PROVIDED ENTRIES:
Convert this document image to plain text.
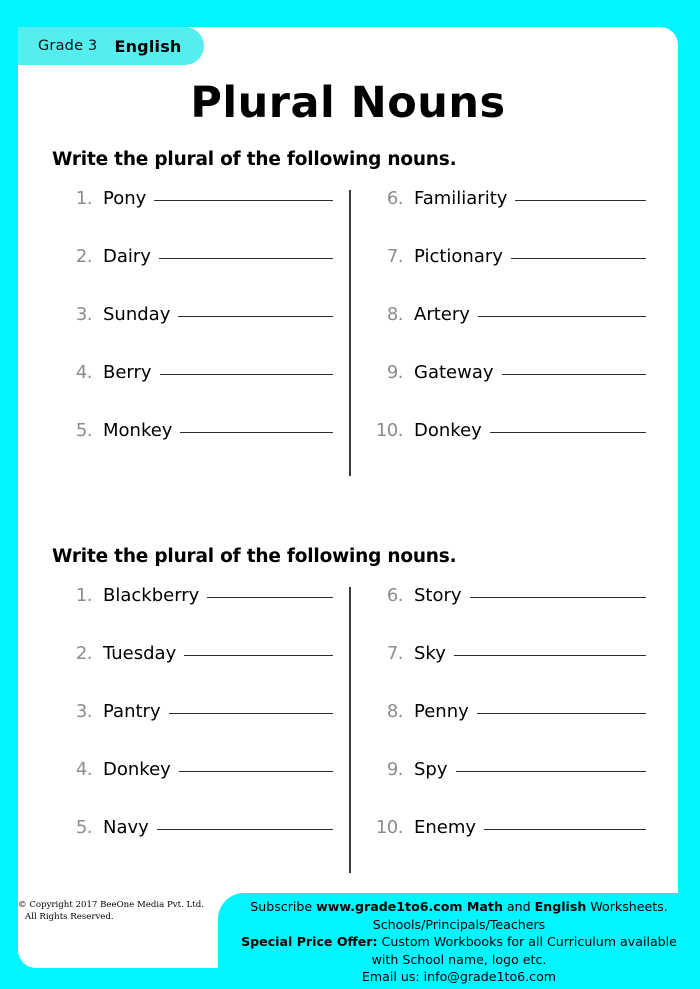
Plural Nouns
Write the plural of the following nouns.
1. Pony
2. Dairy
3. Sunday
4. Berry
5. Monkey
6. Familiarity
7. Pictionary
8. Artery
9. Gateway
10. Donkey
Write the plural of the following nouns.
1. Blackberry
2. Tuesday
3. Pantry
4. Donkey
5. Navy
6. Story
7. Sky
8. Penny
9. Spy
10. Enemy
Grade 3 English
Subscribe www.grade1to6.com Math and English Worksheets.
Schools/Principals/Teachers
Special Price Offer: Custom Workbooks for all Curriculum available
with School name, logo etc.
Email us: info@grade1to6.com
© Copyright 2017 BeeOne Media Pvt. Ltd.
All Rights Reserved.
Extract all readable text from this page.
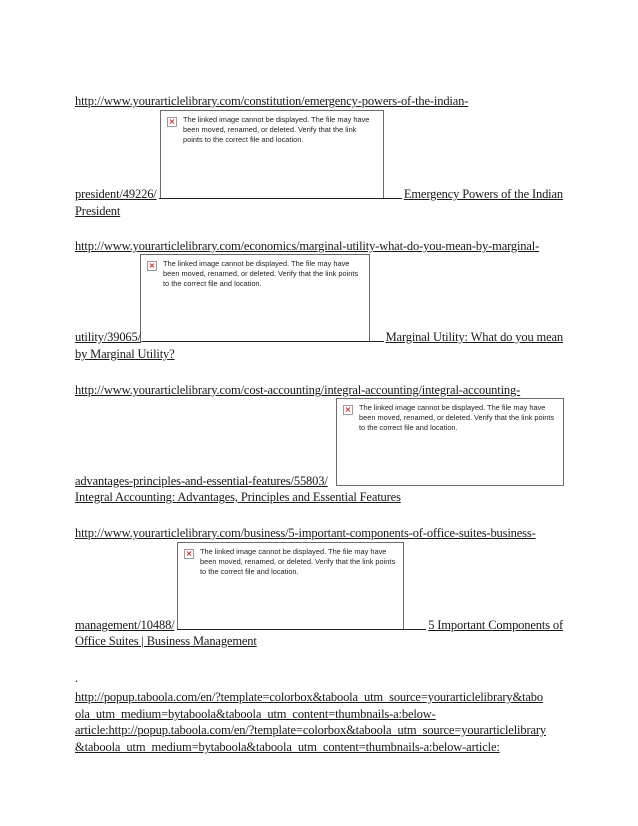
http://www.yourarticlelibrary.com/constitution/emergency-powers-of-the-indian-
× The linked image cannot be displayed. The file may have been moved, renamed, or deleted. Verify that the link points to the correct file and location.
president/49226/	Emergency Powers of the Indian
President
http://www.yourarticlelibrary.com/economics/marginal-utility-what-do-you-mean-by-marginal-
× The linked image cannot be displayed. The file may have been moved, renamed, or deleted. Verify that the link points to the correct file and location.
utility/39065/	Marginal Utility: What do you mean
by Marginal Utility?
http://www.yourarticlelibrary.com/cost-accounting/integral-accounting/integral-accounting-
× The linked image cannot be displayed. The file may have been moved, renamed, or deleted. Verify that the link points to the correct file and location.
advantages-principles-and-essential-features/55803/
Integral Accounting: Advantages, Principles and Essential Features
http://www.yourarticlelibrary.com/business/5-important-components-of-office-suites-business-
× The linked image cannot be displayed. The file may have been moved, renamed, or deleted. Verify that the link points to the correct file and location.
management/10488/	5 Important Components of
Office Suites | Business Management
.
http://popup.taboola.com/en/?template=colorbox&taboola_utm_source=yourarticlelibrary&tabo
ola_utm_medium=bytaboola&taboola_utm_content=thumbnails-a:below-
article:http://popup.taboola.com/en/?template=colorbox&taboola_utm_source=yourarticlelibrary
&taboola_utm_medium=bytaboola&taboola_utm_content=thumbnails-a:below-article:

* * *

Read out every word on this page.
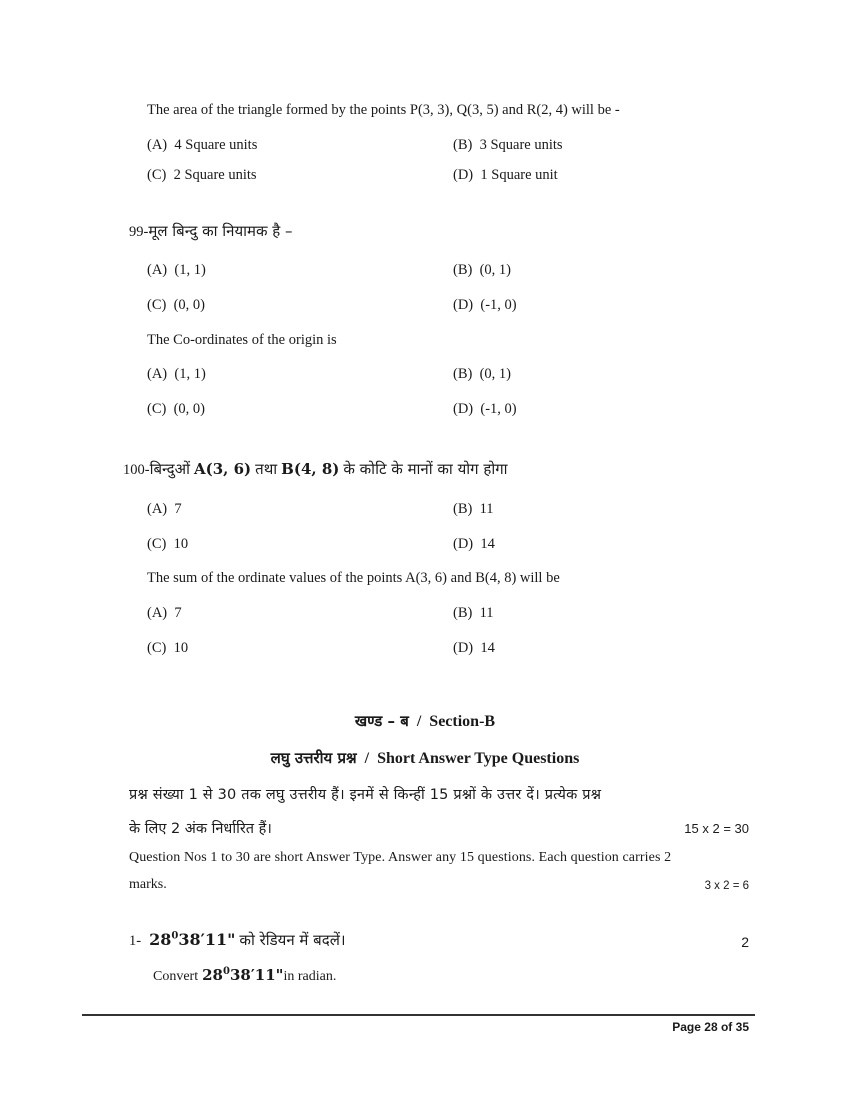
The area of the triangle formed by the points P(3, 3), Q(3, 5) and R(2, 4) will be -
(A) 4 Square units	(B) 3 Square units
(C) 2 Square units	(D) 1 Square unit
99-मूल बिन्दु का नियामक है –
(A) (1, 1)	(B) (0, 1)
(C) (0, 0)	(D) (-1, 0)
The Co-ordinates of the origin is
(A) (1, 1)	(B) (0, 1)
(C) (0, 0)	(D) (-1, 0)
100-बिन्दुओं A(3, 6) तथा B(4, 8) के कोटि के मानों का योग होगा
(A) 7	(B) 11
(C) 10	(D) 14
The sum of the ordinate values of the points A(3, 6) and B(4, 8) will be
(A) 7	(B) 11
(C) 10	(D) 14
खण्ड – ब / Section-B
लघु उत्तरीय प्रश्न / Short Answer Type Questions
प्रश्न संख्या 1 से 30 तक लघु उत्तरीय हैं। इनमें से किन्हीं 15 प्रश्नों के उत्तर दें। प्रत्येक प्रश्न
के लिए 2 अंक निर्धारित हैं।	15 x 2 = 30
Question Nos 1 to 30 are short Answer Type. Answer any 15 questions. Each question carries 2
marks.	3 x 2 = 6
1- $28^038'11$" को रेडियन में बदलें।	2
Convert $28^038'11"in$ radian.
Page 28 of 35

WHAT YOU WILL DO: Check each line of the entries for the string "http". Copy the lines that have it.

TASK RESPONSE:
http://www.yourarticlelibrary.com/constitution/emergency-powers-of-the-indian-
http://www.yourarticlelibrary.com/economics/marginal-utility-what-do-you-mean-by-marginal-
http://www.yourarticlelibrary.com/cost-accounting/integral-accounting/integral-accounting-
http://www.yourarticlelibrary.com/business/5-important-components-of-office-suites-business-
http://popup.taboola.com/en/?template=colorbox&taboola_utm_source=yourarticlelibrary&tabo
article:http://popup.taboola.com/en/?template=colorbox&taboola_utm_source=yourarticlelibrary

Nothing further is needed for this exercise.